*Prompt*
Copy each of the rows below word for word, keeping their order.
==== Entries
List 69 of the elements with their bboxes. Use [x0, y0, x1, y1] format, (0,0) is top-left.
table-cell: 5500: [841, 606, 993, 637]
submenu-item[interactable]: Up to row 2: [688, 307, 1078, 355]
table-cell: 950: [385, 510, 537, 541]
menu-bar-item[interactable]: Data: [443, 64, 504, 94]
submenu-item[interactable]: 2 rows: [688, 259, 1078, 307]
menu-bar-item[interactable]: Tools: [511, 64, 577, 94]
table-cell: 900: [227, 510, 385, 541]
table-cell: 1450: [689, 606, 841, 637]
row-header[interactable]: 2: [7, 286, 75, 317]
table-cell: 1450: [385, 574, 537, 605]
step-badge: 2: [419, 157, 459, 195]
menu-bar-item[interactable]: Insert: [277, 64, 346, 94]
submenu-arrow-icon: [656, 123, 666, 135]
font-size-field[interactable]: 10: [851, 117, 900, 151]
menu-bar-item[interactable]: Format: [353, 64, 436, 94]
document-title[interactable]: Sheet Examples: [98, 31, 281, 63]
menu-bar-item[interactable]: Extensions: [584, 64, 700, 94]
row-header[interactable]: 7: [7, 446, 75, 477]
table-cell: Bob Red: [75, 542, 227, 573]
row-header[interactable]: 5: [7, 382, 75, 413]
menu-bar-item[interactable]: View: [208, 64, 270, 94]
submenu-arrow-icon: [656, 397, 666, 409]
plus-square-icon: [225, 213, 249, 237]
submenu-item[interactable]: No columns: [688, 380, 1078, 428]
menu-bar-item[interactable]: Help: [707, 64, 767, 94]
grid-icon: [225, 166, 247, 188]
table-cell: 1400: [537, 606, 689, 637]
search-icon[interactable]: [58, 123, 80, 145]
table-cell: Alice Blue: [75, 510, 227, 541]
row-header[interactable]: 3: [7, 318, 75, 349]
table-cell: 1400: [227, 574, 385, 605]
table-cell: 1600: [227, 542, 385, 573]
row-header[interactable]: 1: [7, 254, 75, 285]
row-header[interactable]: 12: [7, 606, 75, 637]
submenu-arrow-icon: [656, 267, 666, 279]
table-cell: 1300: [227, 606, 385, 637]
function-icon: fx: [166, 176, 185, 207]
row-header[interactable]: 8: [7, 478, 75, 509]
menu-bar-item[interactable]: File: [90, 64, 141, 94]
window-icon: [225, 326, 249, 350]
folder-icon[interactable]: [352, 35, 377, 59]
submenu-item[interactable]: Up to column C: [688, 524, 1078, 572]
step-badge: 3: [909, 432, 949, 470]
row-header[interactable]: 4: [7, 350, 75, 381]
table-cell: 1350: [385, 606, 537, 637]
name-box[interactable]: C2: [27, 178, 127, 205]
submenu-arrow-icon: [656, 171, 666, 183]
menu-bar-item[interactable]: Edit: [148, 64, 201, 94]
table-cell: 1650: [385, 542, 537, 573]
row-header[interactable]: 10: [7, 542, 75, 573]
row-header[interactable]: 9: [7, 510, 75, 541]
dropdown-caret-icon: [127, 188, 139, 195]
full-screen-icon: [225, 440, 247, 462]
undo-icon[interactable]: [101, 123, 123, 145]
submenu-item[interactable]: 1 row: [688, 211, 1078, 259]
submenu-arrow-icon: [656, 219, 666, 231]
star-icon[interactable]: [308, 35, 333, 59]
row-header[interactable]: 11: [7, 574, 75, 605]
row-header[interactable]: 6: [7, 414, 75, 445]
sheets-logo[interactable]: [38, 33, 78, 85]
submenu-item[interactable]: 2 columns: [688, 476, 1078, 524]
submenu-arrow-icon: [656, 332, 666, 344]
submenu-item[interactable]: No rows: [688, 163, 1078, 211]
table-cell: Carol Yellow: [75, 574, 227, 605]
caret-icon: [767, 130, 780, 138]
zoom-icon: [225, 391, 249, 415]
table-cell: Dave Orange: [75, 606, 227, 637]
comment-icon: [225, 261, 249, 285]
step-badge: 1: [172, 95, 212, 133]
========
*Exercise result*
List 69 of the elements with their bboxes. Use [x0, y0, x1, y1] format, (0,0) is top-left.
table-cell: 5500: [841, 606, 993, 637]
submenu-item[interactable]: Up to row 2: [688, 307, 1078, 355]
table-cell: 950: [385, 510, 537, 541]
menu-bar-item[interactable]: Data: [443, 64, 504, 94]
submenu-item[interactable]: 2 rows: [688, 259, 1078, 307]
menu-bar-item[interactable]: Tools: [511, 64, 577, 94]
table-cell: 900: [227, 510, 385, 541]
table-cell: 1450: [689, 606, 841, 637]
row-header[interactable]: 2: [7, 286, 75, 317]
table-cell: 1450: [385, 574, 537, 605]
step-badge: 2: [419, 157, 459, 195]
menu-bar-item[interactable]: Insert: [277, 64, 346, 94]
submenu-arrow-icon: [656, 123, 666, 135]
font-size-field[interactable]: 10: [851, 117, 900, 151]
menu-bar-item[interactable]: Format: [353, 64, 436, 94]
document-title[interactable]: Sheet Examples: [98, 31, 281, 63]
menu-bar-item[interactable]: Extensions: [584, 64, 700, 94]
row-header[interactable]: 7: [7, 446, 75, 477]
table-cell: Bob Red: [75, 542, 227, 573]
row-header[interactable]: 5: [7, 382, 75, 413]
menu-bar-item[interactable]: View: [208, 64, 270, 94]
submenu-arrow-icon: [656, 397, 666, 409]
plus-square-icon: [225, 213, 249, 237]
submenu-item[interactable]: No columns: [688, 380, 1078, 428]
menu-bar-item[interactable]: Help: [707, 64, 767, 94]
grid-icon: [225, 166, 247, 188]
table-cell: 1400: [537, 606, 689, 637]
search-icon[interactable]: [58, 123, 80, 145]
table-cell: Alice Blue: [75, 510, 227, 541]
row-header[interactable]: 3: [7, 318, 75, 349]
table-cell: 1400: [227, 574, 385, 605]
table-cell: 1600: [227, 542, 385, 573]
row-header[interactable]: 1: [7, 254, 75, 285]
row-header[interactable]: 12: [7, 606, 75, 637]
submenu-arrow-icon: [656, 267, 666, 279]
table-cell: 1300: [227, 606, 385, 637]
function-icon: fx: [166, 176, 185, 207]
row-header[interactable]: 8: [7, 478, 75, 509]
menu-bar-item[interactable]: File: [90, 64, 141, 94]
window-icon: [225, 326, 249, 350]
folder-icon[interactable]: [352, 35, 377, 59]
submenu-item[interactable]: Up to column C: [688, 524, 1078, 572]
step-badge: 3: [909, 432, 949, 470]
row-header[interactable]: 4: [7, 350, 75, 381]
table-cell: 1350: [385, 606, 537, 637]
name-box[interactable]: C2: [27, 178, 127, 205]
submenu-arrow-icon: [656, 171, 666, 183]
menu-bar-item[interactable]: Edit: [148, 64, 201, 94]
table-cell: 1650: [385, 542, 537, 573]
row-header[interactable]: 10: [7, 542, 75, 573]
row-header[interactable]: 9: [7, 510, 75, 541]
dropdown-caret-icon: [127, 188, 139, 195]
full-screen-icon: [225, 440, 247, 462]
undo-icon[interactable]: [101, 123, 123, 145]
submenu-item[interactable]: 1 row: [688, 211, 1078, 259]
submenu-arrow-icon: [656, 219, 666, 231]
star-icon[interactable]: [308, 35, 333, 59]
row-header[interactable]: 11: [7, 574, 75, 605]
row-header[interactable]: 6: [7, 414, 75, 445]
sheets-logo[interactable]: [38, 33, 78, 85]
submenu-item[interactable]: 2 columns: [688, 476, 1078, 524]
submenu-arrow-icon: [656, 332, 666, 344]
submenu-item[interactable]: No rows: [688, 163, 1078, 211]
table-cell: Carol Yellow: [75, 574, 227, 605]
caret-icon: [767, 130, 780, 138]
zoom-icon: [225, 391, 249, 415]
table-cell: Dave Orange: [75, 606, 227, 637]
comment-icon: [225, 261, 249, 285]
step-badge: 1: [172, 95, 212, 133]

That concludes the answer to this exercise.